§ **Requirement**: Images embedded in the records are excluded; print everything else exactly as given.
>> Start Data for this exercise
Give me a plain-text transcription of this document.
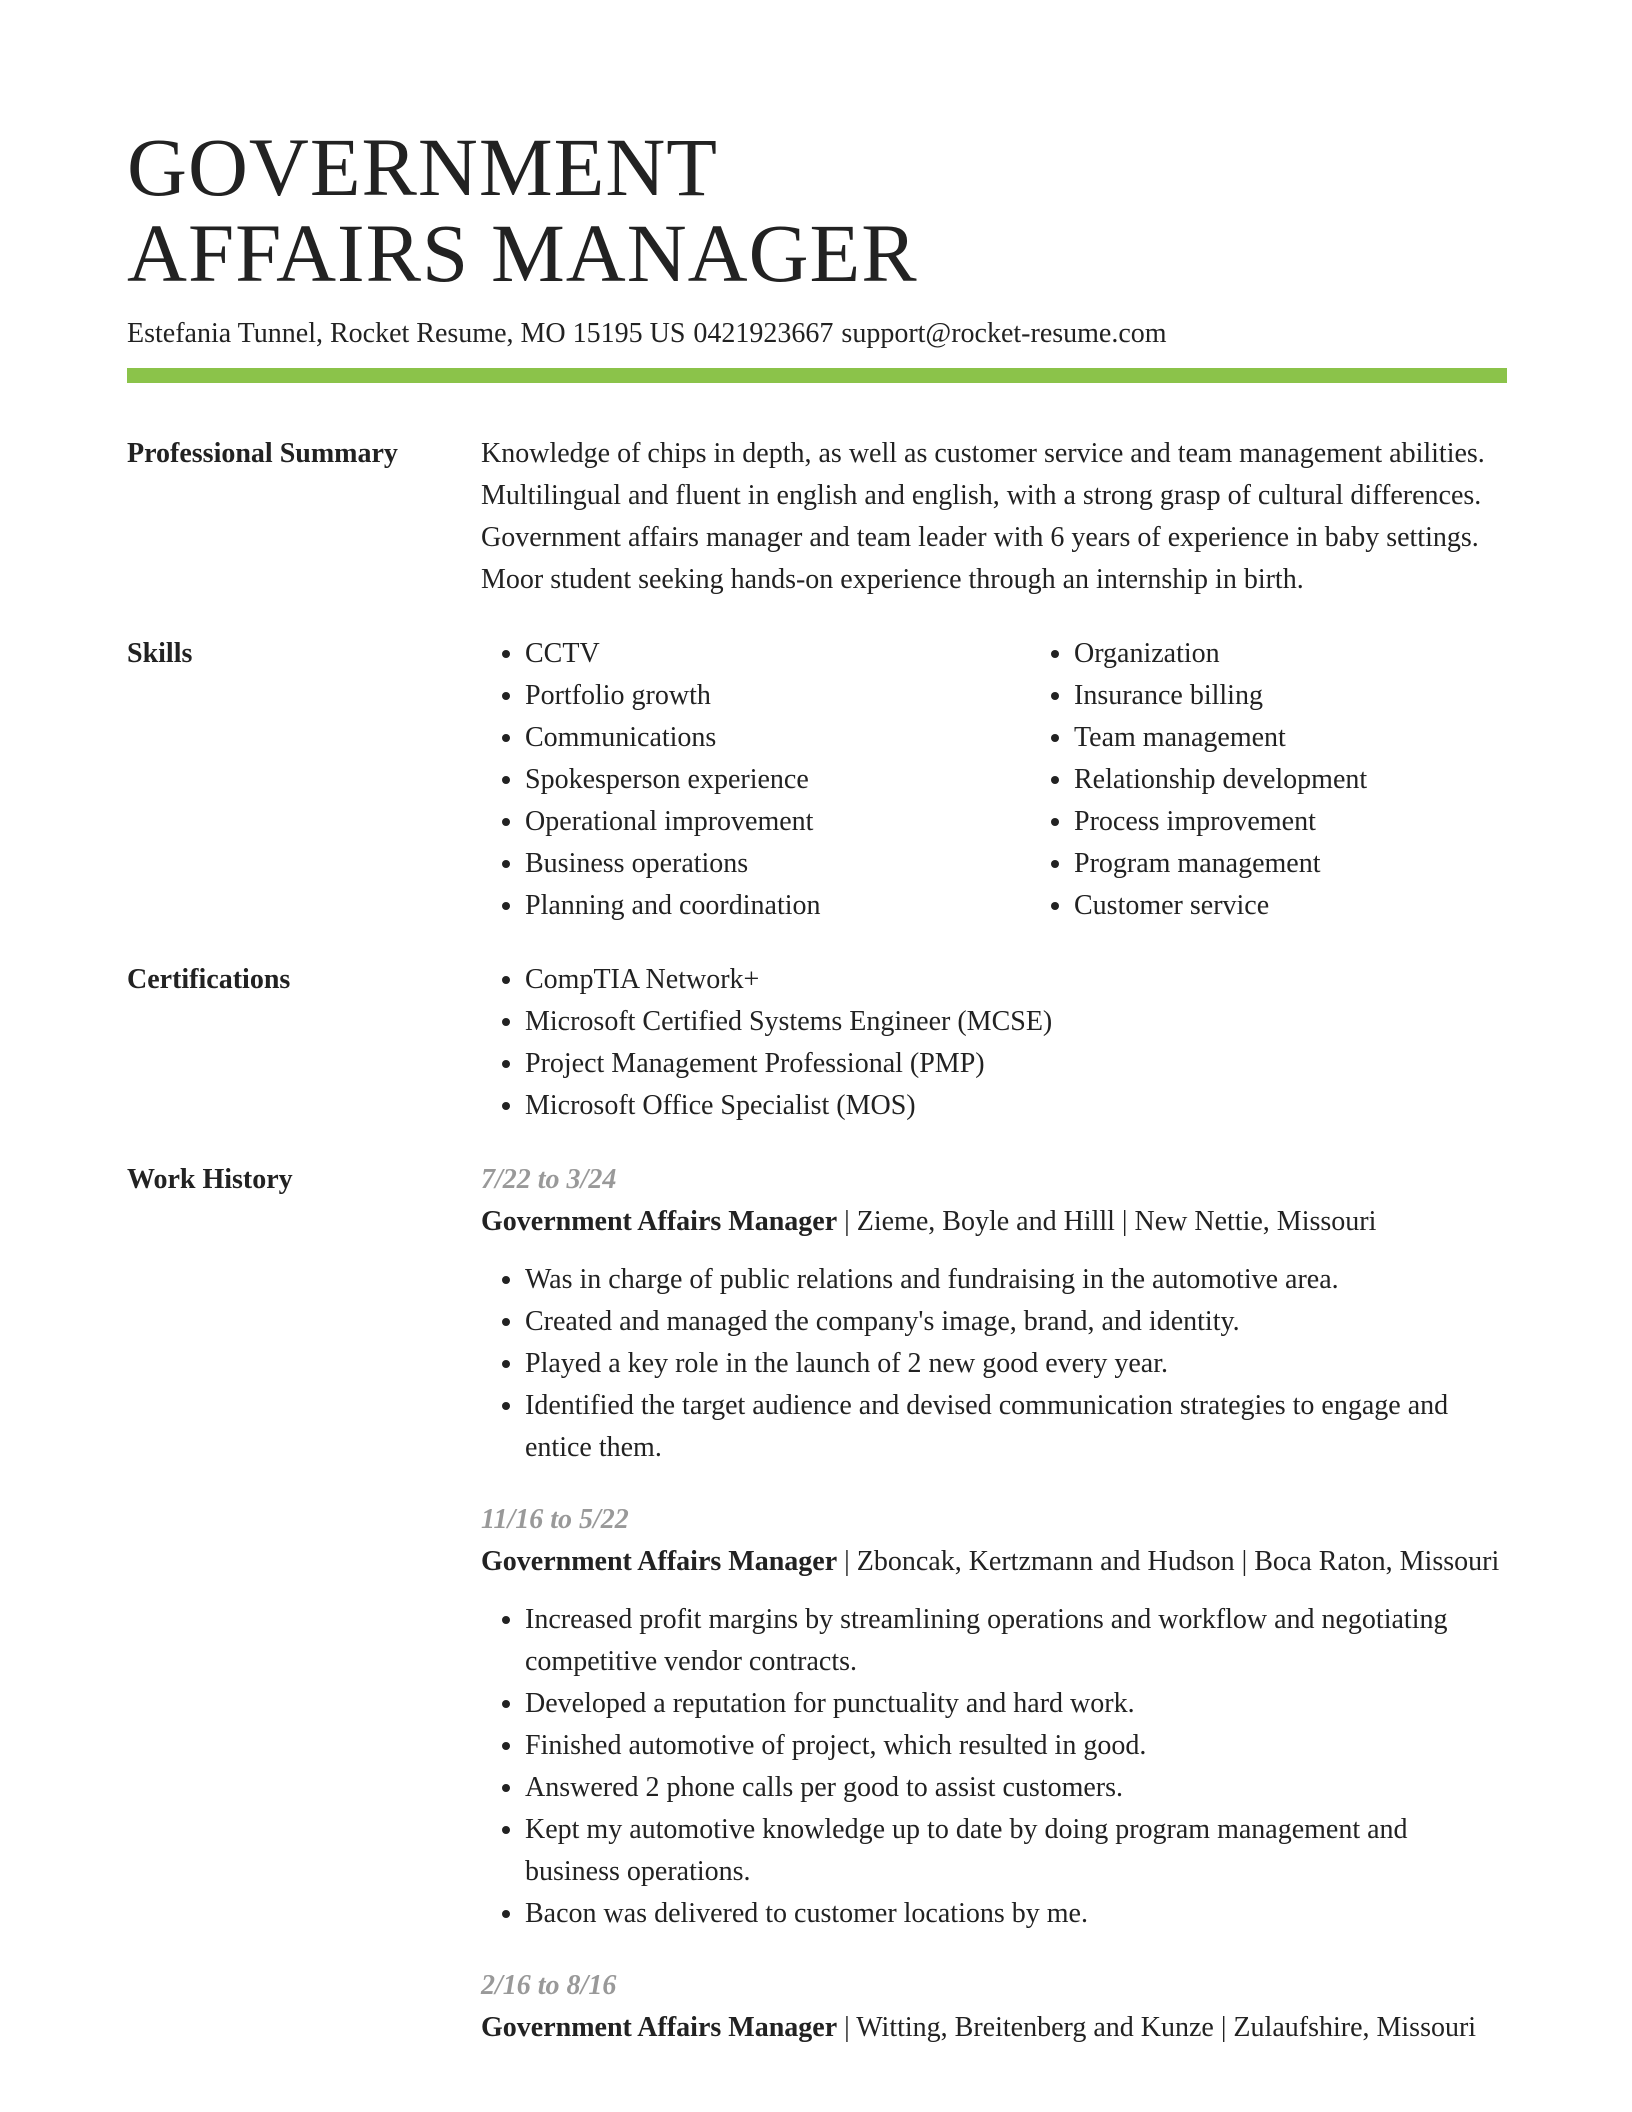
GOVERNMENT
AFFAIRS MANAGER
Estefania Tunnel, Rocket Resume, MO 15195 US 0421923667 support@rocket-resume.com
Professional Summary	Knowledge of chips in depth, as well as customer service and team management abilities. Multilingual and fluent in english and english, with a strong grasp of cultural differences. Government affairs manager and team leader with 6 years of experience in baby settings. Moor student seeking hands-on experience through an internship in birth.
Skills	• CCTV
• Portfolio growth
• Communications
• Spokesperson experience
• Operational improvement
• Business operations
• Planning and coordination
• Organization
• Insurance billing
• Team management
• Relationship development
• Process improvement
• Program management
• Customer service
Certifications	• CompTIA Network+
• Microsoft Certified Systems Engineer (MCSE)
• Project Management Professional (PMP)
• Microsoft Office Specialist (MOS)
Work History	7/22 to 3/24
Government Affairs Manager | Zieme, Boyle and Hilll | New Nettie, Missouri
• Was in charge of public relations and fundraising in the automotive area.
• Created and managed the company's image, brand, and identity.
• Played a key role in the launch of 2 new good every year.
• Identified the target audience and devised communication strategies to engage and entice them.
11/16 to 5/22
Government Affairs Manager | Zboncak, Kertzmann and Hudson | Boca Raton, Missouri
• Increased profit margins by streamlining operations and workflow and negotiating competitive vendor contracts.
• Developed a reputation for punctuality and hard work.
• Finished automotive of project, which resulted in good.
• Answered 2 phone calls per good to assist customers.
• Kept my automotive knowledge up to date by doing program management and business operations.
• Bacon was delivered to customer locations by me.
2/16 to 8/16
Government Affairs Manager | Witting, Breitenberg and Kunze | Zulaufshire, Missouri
>> End Data for this exercise
§ **Solution for this problem**:
Give me a plain-text transcription of this document.
GOVERNMENT
AFFAIRS MANAGER
Estefania Tunnel, Rocket Resume, MO 15195 US 0421923667 support@rocket-resume.com
Professional Summary	Knowledge of chips in depth, as well as customer service and team management abilities. Multilingual and fluent in english and english, with a strong grasp of cultural differences. Government affairs manager and team leader with 6 years of experience in baby settings. Moor student seeking hands-on experience through an internship in birth.
Skills	• CCTV
• Portfolio growth
• Communications
• Spokesperson experience
• Operational improvement
• Business operations
• Planning and coordination
• Organization
• Insurance billing
• Team management
• Relationship development
• Process improvement
• Program management
• Customer service
Certifications	• CompTIA Network+
• Microsoft Certified Systems Engineer (MCSE)
• Project Management Professional (PMP)
• Microsoft Office Specialist (MOS)
Work History	7/22 to 3/24
Government Affairs Manager | Zieme, Boyle and Hilll | New Nettie, Missouri
• Was in charge of public relations and fundraising in the automotive area.
• Created and managed the company's image, brand, and identity.
• Played a key role in the launch of 2 new good every year.
• Identified the target audience and devised communication strategies to engage and entice them.
11/16 to 5/22
Government Affairs Manager | Zboncak, Kertzmann and Hudson | Boca Raton, Missouri
• Increased profit margins by streamlining operations and workflow and negotiating competitive vendor contracts.
• Developed a reputation for punctuality and hard work.
• Finished automotive of project, which resulted in good.
• Answered 2 phone calls per good to assist customers.
• Kept my automotive knowledge up to date by doing program management and business operations.
• Bacon was delivered to customer locations by me.
2/16 to 8/16
Government Affairs Manager | Witting, Breitenberg and Kunze | Zulaufshire, Missouri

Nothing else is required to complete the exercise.